Goal of the exercise
Copy out each line in the material below that has the word "عروة".

Input rows
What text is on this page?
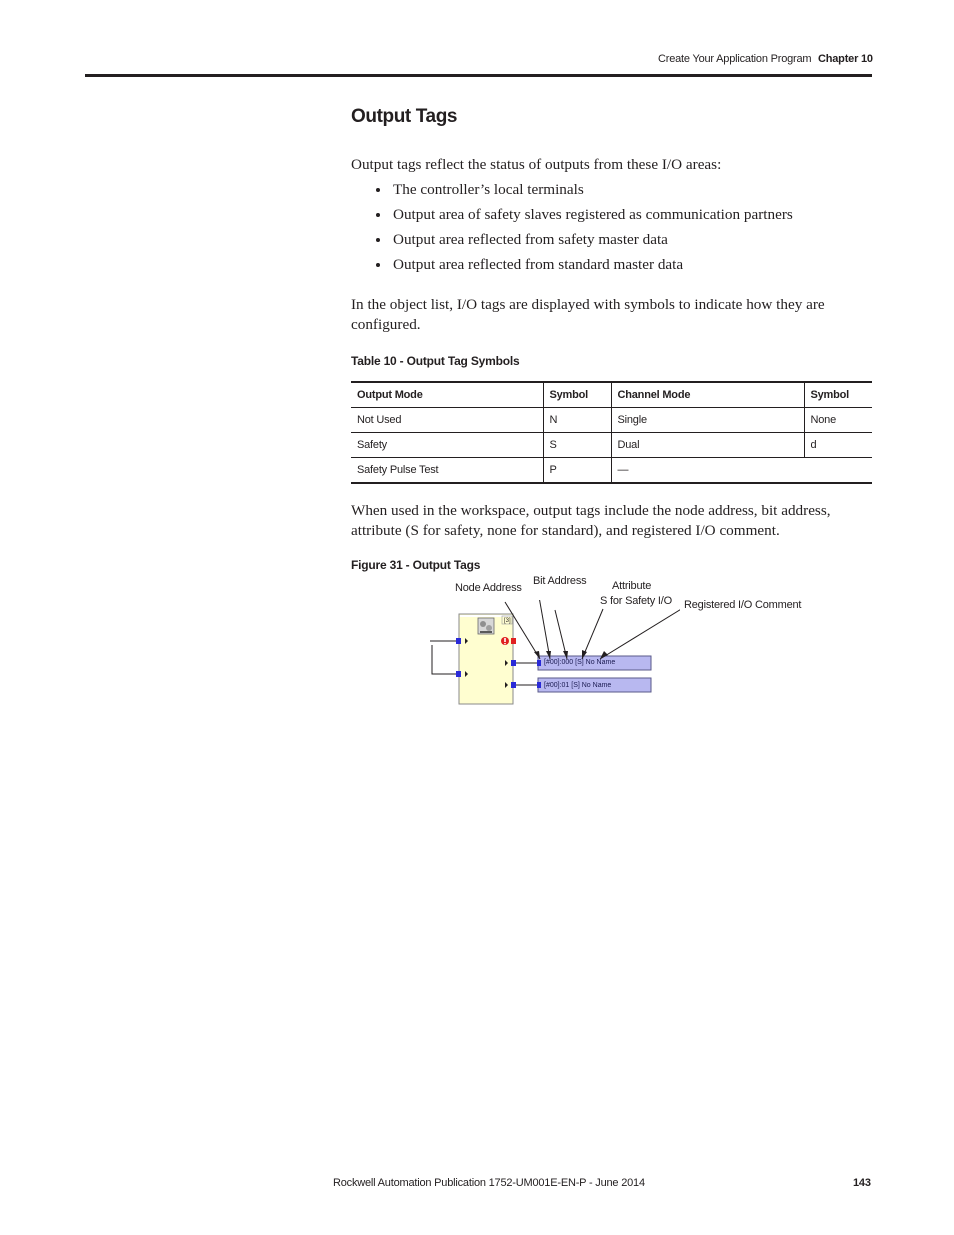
Create Your Application Program Chapter 10
Output Tags

Output tags reflect the status of outputs from these I/O areas:

The controller’s local terminals
Output area of safety slaves registered as communication partners
Output area reflected from safety master data
Output area reflected from standard master data

In the object list, I/O tags are displayed with symbols to indicate how they are configured.

Table 10 - Output Tag Symbols

Output Mode	Symbol	Channel Mode	Symbol
Not Used	N	Single	None
Safety	S	Dual	d
Safety Pulse Test	P	—	

When used in the workspace, output tags include the node address, bit address, attribute (S for safety, none for standard), and registered I/O comment.

Figure 31 - Output Tags

Node Address
Bit Address Attribute
S for Safety I/O Registered I/O Comment
[3]
[#00]:000 [S] No Name
[#00]:01 [S] No Name
Rockwell Automation Publication 1752-UM001E-EN-P - June 2014	143
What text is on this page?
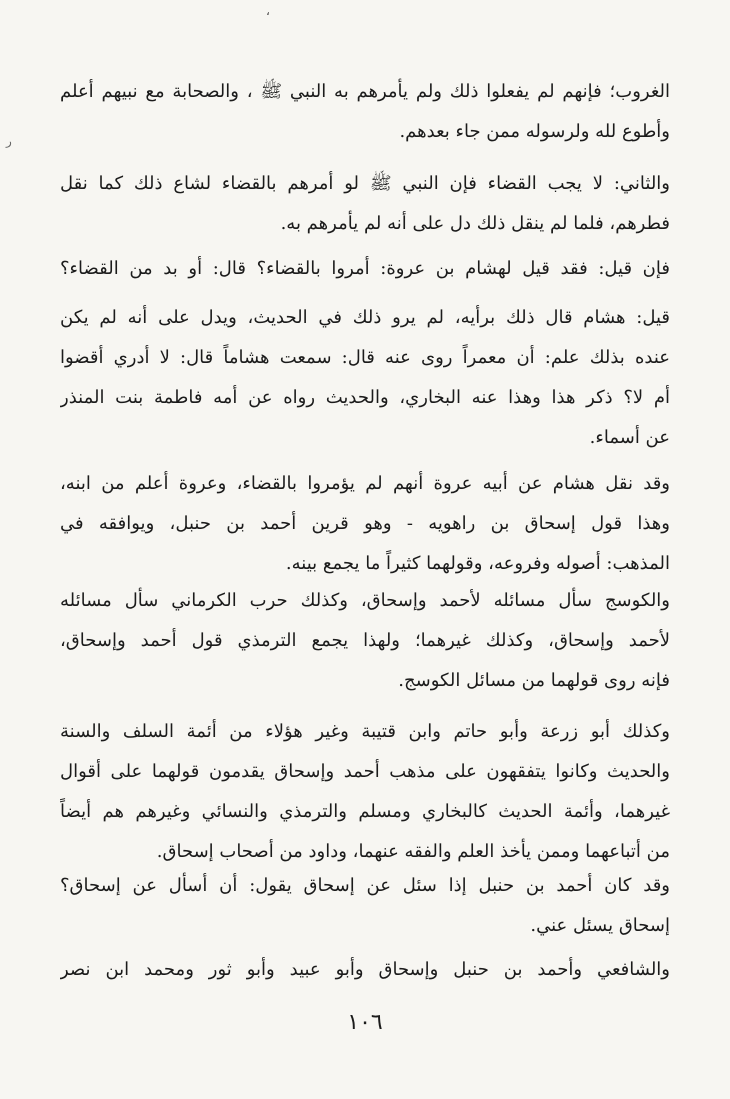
،
ر
الغروب؛ فإنهم لم يفعلوا ذلك ولم يأمرهم به النبي ﷺ ، والصحابة مع نبيهم أعلم
وأطوع لله ولرسوله ممن جاء بعدهم.
والثاني: لا يجب القضاء فإن النبي ﷺ لو أمرهم بالقضاء لشاع ذلك كما نقل
فطرهم، فلما لم ينقل ذلك دل على أنه لم يأمرهم به.
فإن قيل: فقد قيل لهشام بن عروة: أمروا بالقضاء؟ قال: أو بد من القضاء؟
قيل: هشام قال ذلك برأيه، لم يرو ذلك في الحديث، ويدل على أنه لم يكن
عنده بذلك علم: أن معمراً روى عنه قال: سمعت هشاماً قال: لا أدري أقضوا
أم لا؟ ذكر هذا وهذا عنه البخاري، والحديث رواه عن أمه فاطمة بنت المنذر
عن أسماء.
وقد نقل هشام عن أبيه عروة أنهم لم يؤمروا بالقضاء، وعروة أعلم من ابنه،
وهذا قول إسحاق بن راهويه - وهو قرين أحمد بن حنبل، ويوافقه في
المذهب: أصوله وفروعه، وقولهما كثيراً ما يجمع بينه.
والكوسج سأل مسائله لأحمد وإسحاق، وكذلك حرب الكرماني سأل مسائله
لأحمد وإسحاق، وكذلك غيرهما؛ ولهذا يجمع الترمذي قول أحمد وإسحاق،
فإنه روى قولهما من مسائل الكوسج.
وكذلك أبو زرعة وأبو حاتم وابن قتيبة وغير هؤلاء من أئمة السلف والسنة
والحديث وكانوا يتفقهون على مذهب أحمد وإسحاق يقدمون قولهما على أقوال
غيرهما، وأئمة الحديث كالبخاري ومسلم والترمذي والنسائي وغيرهم هم أيضاً
من أتباعهما وممن يأخذ العلم والفقه عنهما، وداود من أصحاب إسحاق.
وقد كان أحمد بن حنبل إذا سئل عن إسحاق يقول: أن أسأل عن إسحاق؟
إسحاق يسئل عني.
والشافعي وأحمد بن حنبل وإسحاق وأبو عبيد وأبو ثور ومحمد ابن نصر
١٠٦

Completed exercise
فإن قيل: فقد قيل لهشام بن عروة: أمروا بالقضاء؟ قال: أو بد من القضاء؟
وقد نقل هشام عن أبيه عروة أنهم لم يؤمروا بالقضاء، وعروة أعلم من ابنه،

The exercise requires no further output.